## Direction
Lines containing the string "Bookmarks" are to be collected in full.

## Dataset entries
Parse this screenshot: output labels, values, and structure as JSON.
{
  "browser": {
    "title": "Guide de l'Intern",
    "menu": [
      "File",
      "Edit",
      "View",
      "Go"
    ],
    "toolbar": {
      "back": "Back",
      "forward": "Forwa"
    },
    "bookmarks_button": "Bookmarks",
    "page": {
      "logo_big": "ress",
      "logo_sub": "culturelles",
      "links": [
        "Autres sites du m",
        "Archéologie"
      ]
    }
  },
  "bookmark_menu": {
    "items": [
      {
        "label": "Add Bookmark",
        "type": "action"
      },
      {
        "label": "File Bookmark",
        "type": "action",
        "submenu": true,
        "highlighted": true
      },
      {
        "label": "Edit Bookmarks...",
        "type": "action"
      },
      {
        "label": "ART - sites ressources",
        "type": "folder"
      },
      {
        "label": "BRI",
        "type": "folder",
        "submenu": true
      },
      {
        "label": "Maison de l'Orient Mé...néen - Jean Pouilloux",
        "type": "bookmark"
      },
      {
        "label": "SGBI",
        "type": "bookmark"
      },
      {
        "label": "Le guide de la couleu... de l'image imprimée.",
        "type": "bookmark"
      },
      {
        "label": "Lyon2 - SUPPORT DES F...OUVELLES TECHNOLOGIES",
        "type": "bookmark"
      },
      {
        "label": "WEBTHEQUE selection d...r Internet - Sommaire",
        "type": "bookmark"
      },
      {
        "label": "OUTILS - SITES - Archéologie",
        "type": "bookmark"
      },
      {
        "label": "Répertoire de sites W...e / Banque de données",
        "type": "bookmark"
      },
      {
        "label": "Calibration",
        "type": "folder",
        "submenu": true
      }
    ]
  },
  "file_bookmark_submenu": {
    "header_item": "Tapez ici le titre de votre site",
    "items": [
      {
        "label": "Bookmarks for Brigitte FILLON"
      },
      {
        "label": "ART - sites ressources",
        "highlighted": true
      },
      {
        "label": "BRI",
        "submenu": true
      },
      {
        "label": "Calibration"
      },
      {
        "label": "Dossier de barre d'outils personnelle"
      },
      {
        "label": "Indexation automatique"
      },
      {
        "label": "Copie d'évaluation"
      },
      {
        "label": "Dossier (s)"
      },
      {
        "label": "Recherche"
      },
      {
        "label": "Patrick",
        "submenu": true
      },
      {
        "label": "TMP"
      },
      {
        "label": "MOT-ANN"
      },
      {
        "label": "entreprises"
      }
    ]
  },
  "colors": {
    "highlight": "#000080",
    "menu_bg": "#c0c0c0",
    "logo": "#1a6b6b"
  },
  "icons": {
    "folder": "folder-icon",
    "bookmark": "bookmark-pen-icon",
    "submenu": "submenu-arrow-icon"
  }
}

## Task solution
    "bookmarks_button": "Bookmarks",
        "label": "Edit Bookmarks...",
        "label": "Bookmarks for Brigitte FILLON"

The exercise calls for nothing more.